(Records from a collection)
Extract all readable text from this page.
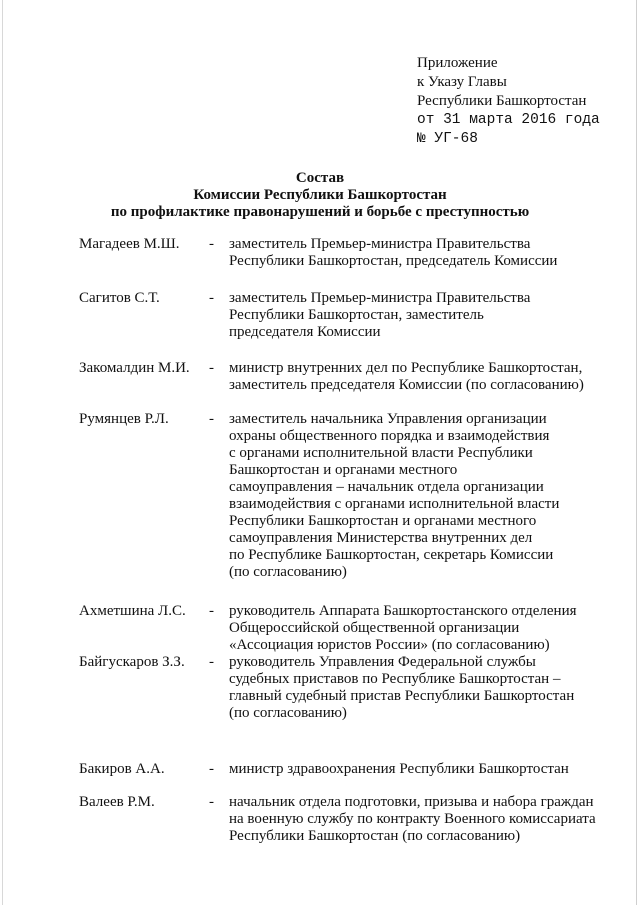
Приложение
к Указу Главы
Республики Башкортостан
от 31 марта 2016 года
№ УГ-68
Состав
Комиссии Республики Башкортостан
по профилактике правонарушений и борьбе с преступностью
Магадеев М.Ш. - заместитель Премьер-министра Правительства
Республики Башкортостан, председатель Комиссии
Сагитов С.Т.	- заместитель Премьер-министра Правительства
Республики Башкортостан, заместитель
председателя Комиссии
Закомалдин М.И. - министр внутренних дел по Республике Башкортостан,
заместитель председателя Комиссии (по согласованию)
Румянцев Р.Л.	- заместитель начальника Управления организации
охраны общественного порядка и взаимодействия
с органами исполнительной власти Республики
Башкортостан и органами местного
самоуправления – начальник отдела организации
взаимодействия с органами исполнительной власти
Республики Башкортостан и органами местного
самоуправления Министерства внутренних дел
по Республике Башкортостан, секретарь Комиссии
(по согласованию)
Ахметшина Л.С. - руководитель Аппарата Башкортостанского отделения
Общероссийской общественной организации
«Ассоциация юристов России» (по согласованию)
Байгускаров З.З. - руководитель Управления Федеральной службы
судебных приставов по Республике Башкортостан –
главный судебный пристав Республики Башкортостан
(по согласованию)
Бакиров А.А.	- министр здравоохранения Республики Башкортостан
Валеев Р.М.	- начальник отдела подготовки, призыва и набора граждан
на военную службу по контракту Военного комиссариата
Республики Башкортостан (по согласованию)
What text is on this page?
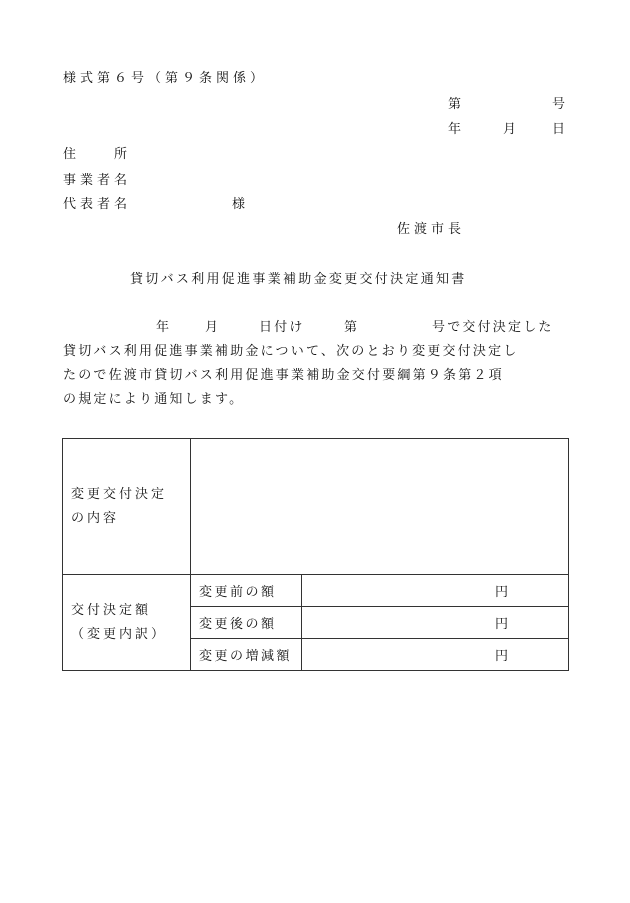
様式第６号（第９条関係）
第	号
年	月	日
住　　所
事業者名
代表者名	様
佐渡市長
貸切バス利用促進事業補助金変更交付決定通知書
年	月	日付け	第	号で交付決定した
貸切バス利用促進事業補助金について、次のとおり変更交付決定し
たので佐渡市貸切バス利用促進事業補助金交付要綱第９条第２項
の規定により通知します。
変更交付決定
の内容		

交付決定額
（変更内訳）	変更前の額	円
	変更後の額	円
	変更の増減額	円
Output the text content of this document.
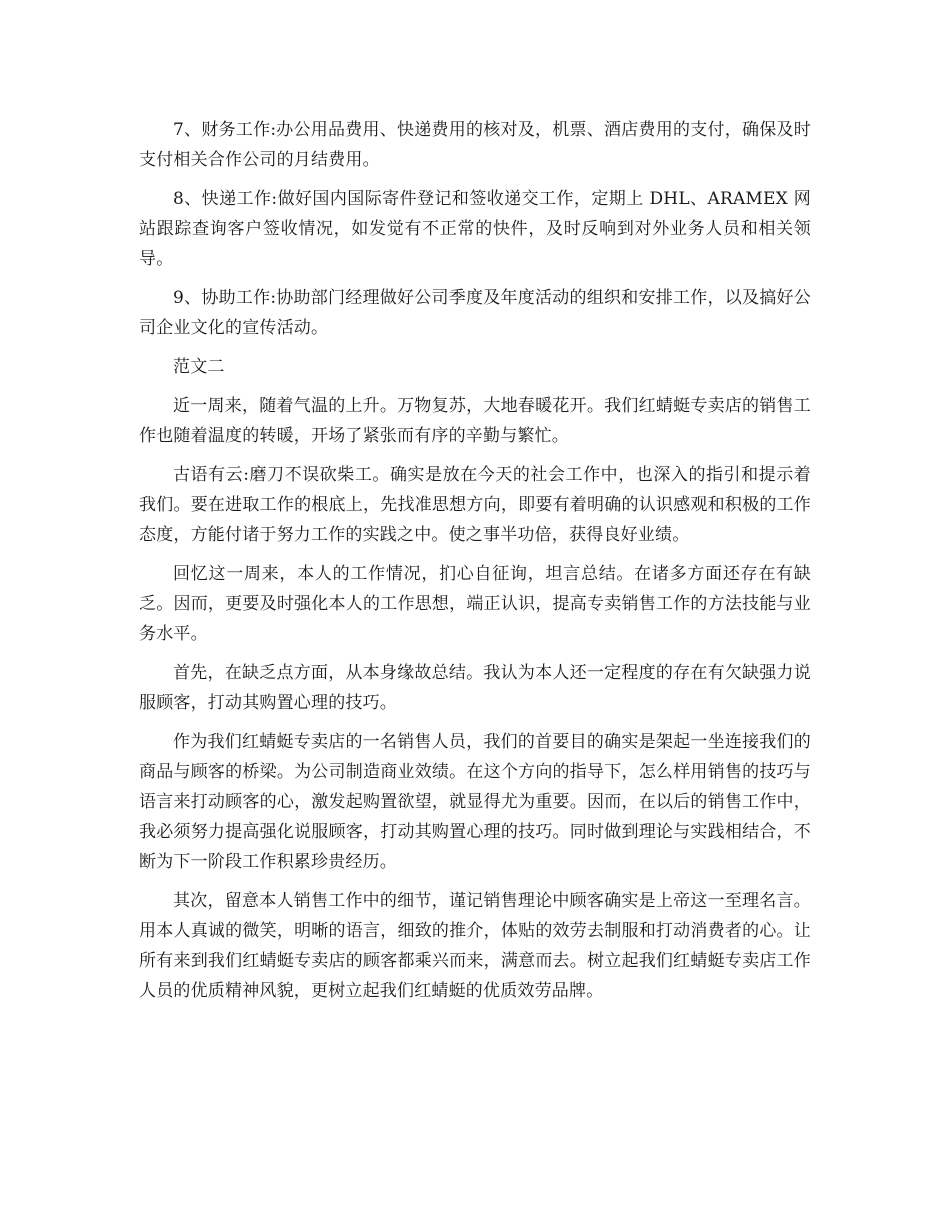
7、财务工作:办公用品费用、快递费用的核对及，机票、酒店费用的支付，确保及时支付相关合作公司的月结费用。

8、快递工作:做好国内国际寄件登记和签收递交工作，定期上 DHL、ARAMEX 网站跟踪查询客户签收情况，如发觉有不正常的快件，及时反响到对外业务人员和相关领导。

9、协助工作:协助部门经理做好公司季度及年度活动的组织和安排工作，以及搞好公司企业文化的宣传活动。

范文二

近一周来，随着气温的上升。万物复苏，大地春暖花开。我们红蜻蜓专卖店的销售工作也随着温度的转暖，开场了紧张而有序的辛勤与繁忙。

古语有云:磨刀不误砍柴工。确实是放在今天的社会工作中，也深入的指引和提示着我们。要在进取工作的根底上，先找准思想方向，即要有着明确的认识感观和积极的工作态度，方能付诸于努力工作的实践之中。使之事半功倍，获得良好业绩。

回忆这一周来，本人的工作情况，扪心自征询，坦言总结。在诸多方面还存在有缺乏。因而，更要及时强化本人的工作思想，端正认识，提高专卖销售工作的方法技能与业务水平。

首先，在缺乏点方面，从本身缘故总结。我认为本人还一定程度的存在有欠缺强力说服顾客，打动其购置心理的技巧。

作为我们红蜻蜓专卖店的一名销售人员，我们的首要目的确实是架起一坐连接我们的商品与顾客的桥梁。为公司制造商业效绩。在这个方向的指导下，怎么样用销售的技巧与语言来打动顾客的心，激发起购置欲望，就显得尤为重要。因而，在以后的销售工作中，我必须努力提高强化说服顾客，打动其购置心理的技巧。同时做到理论与实践相结合，不断为下一阶段工作积累珍贵经历。

其次，留意本人销售工作中的细节，谨记销售理论中顾客确实是上帝这一至理名言。用本人真诚的微笑，明晰的语言，细致的推介，体贴的效劳去制服和打动消费者的心。让所有来到我们红蜻蜓专卖店的顾客都乘兴而来，满意而去。树立起我们红蜻蜓专卖店工作人员的优质精神风貌，更树立起我们红蜻蜓的优质效劳品牌。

» TASK STATEMENT
The required output is the lines from the one containing "Output the text content of this document." through the end of the records above, reproduced exactly, with no pictures.

» TASK RESPONSE
Output the text content of this document.
7、财务工作:办公用品费用、快递费用的核对及，机票、酒店费用的支付，确保及时支付相关合作公司的月结费用。

8、快递工作:做好国内国际寄件登记和签收递交工作，定期上 DHL、ARAMEX 网站跟踪查询客户签收情况，如发觉有不正常的快件，及时反响到对外业务人员和相关领导。

9、协助工作:协助部门经理做好公司季度及年度活动的组织和安排工作，以及搞好公司企业文化的宣传活动。

范文二

近一周来，随着气温的上升。万物复苏，大地春暖花开。我们红蜻蜓专卖店的销售工作也随着温度的转暖，开场了紧张而有序的辛勤与繁忙。

古语有云:磨刀不误砍柴工。确实是放在今天的社会工作中，也深入的指引和提示着我们。要在进取工作的根底上，先找准思想方向，即要有着明确的认识感观和积极的工作态度，方能付诸于努力工作的实践之中。使之事半功倍，获得良好业绩。

回忆这一周来，本人的工作情况，扪心自征询，坦言总结。在诸多方面还存在有缺乏。因而，更要及时强化本人的工作思想，端正认识，提高专卖销售工作的方法技能与业务水平。

首先，在缺乏点方面，从本身缘故总结。我认为本人还一定程度的存在有欠缺强力说服顾客，打动其购置心理的技巧。

作为我们红蜻蜓专卖店的一名销售人员，我们的首要目的确实是架起一坐连接我们的商品与顾客的桥梁。为公司制造商业效绩。在这个方向的指导下，怎么样用销售的技巧与语言来打动顾客的心，激发起购置欲望，就显得尤为重要。因而，在以后的销售工作中，我必须努力提高强化说服顾客，打动其购置心理的技巧。同时做到理论与实践相结合，不断为下一阶段工作积累珍贵经历。

其次，留意本人销售工作中的细节，谨记销售理论中顾客确实是上帝这一至理名言。用本人真诚的微笑，明晰的语言，细致的推介，体贴的效劳去制服和打动消费者的心。让所有来到我们红蜻蜓专卖店的顾客都乘兴而来，满意而去。树立起我们红蜻蜓专卖店工作人员的优质精神风貌，更树立起我们红蜻蜓的优质效劳品牌。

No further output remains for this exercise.